━━━━━ Information shown ━━━━━

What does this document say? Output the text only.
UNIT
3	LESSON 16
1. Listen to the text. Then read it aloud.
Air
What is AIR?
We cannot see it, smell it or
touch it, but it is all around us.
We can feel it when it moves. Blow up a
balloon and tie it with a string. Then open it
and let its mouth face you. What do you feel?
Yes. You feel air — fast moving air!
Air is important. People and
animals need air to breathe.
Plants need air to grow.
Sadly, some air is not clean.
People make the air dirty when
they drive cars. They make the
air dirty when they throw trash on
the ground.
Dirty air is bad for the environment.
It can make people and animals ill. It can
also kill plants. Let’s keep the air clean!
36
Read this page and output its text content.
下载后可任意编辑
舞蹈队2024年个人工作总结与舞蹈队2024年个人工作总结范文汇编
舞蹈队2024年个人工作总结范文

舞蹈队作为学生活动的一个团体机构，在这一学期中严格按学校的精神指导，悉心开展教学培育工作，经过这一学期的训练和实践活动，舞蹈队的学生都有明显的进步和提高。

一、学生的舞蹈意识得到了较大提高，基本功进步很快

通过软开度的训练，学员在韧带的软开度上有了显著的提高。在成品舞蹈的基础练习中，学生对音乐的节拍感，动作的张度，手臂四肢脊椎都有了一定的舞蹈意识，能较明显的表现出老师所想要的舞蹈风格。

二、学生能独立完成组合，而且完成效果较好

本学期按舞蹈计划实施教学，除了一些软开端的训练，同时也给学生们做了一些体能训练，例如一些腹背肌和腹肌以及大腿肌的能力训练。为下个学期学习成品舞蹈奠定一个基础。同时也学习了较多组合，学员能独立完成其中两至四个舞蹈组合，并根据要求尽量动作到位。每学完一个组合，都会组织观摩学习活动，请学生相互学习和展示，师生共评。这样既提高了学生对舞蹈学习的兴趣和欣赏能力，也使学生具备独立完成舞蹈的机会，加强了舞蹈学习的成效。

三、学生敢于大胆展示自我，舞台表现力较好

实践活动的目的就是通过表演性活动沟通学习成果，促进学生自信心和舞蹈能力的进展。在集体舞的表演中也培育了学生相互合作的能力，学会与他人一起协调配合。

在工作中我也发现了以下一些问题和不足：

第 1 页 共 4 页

━━━━━

**Set task:** Return all of the entries word for word.

**Written response:**
What does this document say? Output the text only.
UNIT
3	LESSON 16
1. Listen to the text. Then read it aloud.
Air
What is AIR?
We cannot see it, smell it or
touch it, but it is all around us.
We can feel it when it moves. Blow up a
balloon and tie it with a string. Then open it
and let its mouth face you. What do you feel?
Yes. You feel air — fast moving air!
Air is important. People and
animals need air to breathe.
Plants need air to grow.
Sadly, some air is not clean.
People make the air dirty when
they drive cars. They make the
air dirty when they throw trash on
the ground.
Dirty air is bad for the environment.
It can make people and animals ill. It can
also kill plants. Let’s keep the air clean!
36
Read this page and output its text content.
下载后可任意编辑
舞蹈队2024年个人工作总结与舞蹈队2024年个人工作总结范文汇编
舞蹈队2024年个人工作总结范文

舞蹈队作为学生活动的一个团体机构，在这一学期中严格按学校的精神指导，悉心开展教学培育工作，经过这一学期的训练和实践活动，舞蹈队的学生都有明显的进步和提高。

一、学生的舞蹈意识得到了较大提高，基本功进步很快

通过软开度的训练，学员在韧带的软开度上有了显著的提高。在成品舞蹈的基础练习中，学生对音乐的节拍感，动作的张度，手臂四肢脊椎都有了一定的舞蹈意识，能较明显的表现出老师所想要的舞蹈风格。

二、学生能独立完成组合，而且完成效果较好

本学期按舞蹈计划实施教学，除了一些软开端的训练，同时也给学生们做了一些体能训练，例如一些腹背肌和腹肌以及大腿肌的能力训练。为下个学期学习成品舞蹈奠定一个基础。同时也学习了较多组合，学员能独立完成其中两至四个舞蹈组合，并根据要求尽量动作到位。每学完一个组合，都会组织观摩学习活动，请学生相互学习和展示，师生共评。这样既提高了学生对舞蹈学习的兴趣和欣赏能力，也使学生具备独立完成舞蹈的机会，加强了舞蹈学习的成效。

三、学生敢于大胆展示自我，舞台表现力较好

实践活动的目的就是通过表演性活动沟通学习成果，促进学生自信心和舞蹈能力的进展。在集体舞的表演中也培育了学生相互合作的能力，学会与他人一起协调配合。

在工作中我也发现了以下一些问题和不足：

第 1 页 共 4 页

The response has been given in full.